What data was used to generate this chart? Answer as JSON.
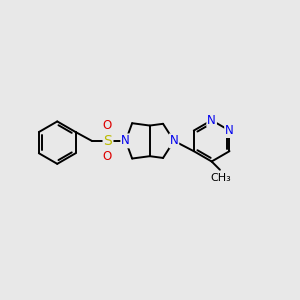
{
  "background_color": "#E8E8E8",
  "bond_color": "#000000",
  "bond_width": 1.4,
  "atom_colors": {
    "N": "#0000EE",
    "S": "#BBBB00",
    "O": "#DD0000",
    "C": "#000000"
  },
  "font_size": 8.5,
  "fig_size": [
    3.0,
    3.0
  ],
  "dpi": 100,
  "xlim": [
    0,
    10
  ],
  "ylim": [
    2,
    8.5
  ]
}
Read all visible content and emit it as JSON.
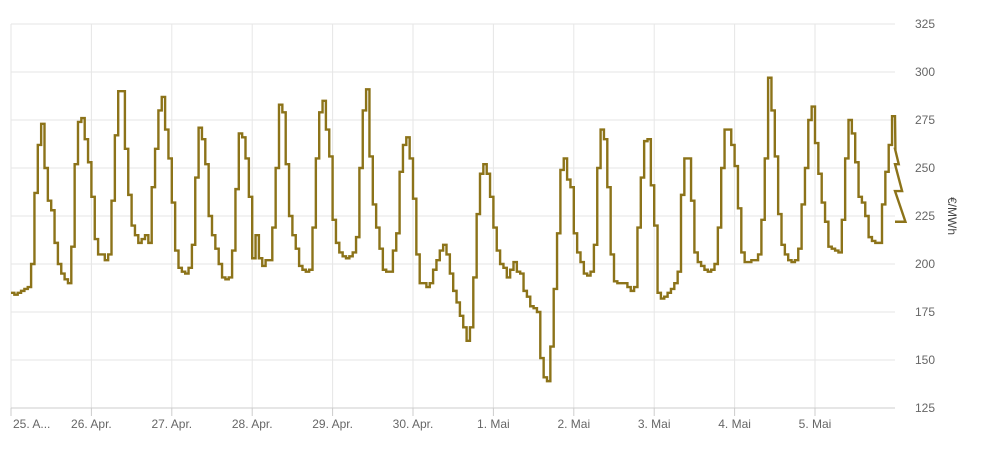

------

Task:
Reproduce every entry word for word, but omit the pictures.

Answer to the exercise:
What data was used to generate this chart? Answer as JSON.
{
  "background_color": "#E8E8E8",
  "bond_color": "#000000",
  "bond_width": 1.4,
  "atom_colors": {
    "N": "#0000EE",
    "S": "#BBBB00",
    "O": "#DD0000",
    "C": "#000000"
  },
  "font_size": 8.5,
  "fig_size": [
    3.0,
    3.0
  ],
  "dpi": 100,
  "xlim": [
    0,
    10
  ],
  "ylim": [
    2,
    8.5
  ]
}
Read all visible content and emit it as JSON.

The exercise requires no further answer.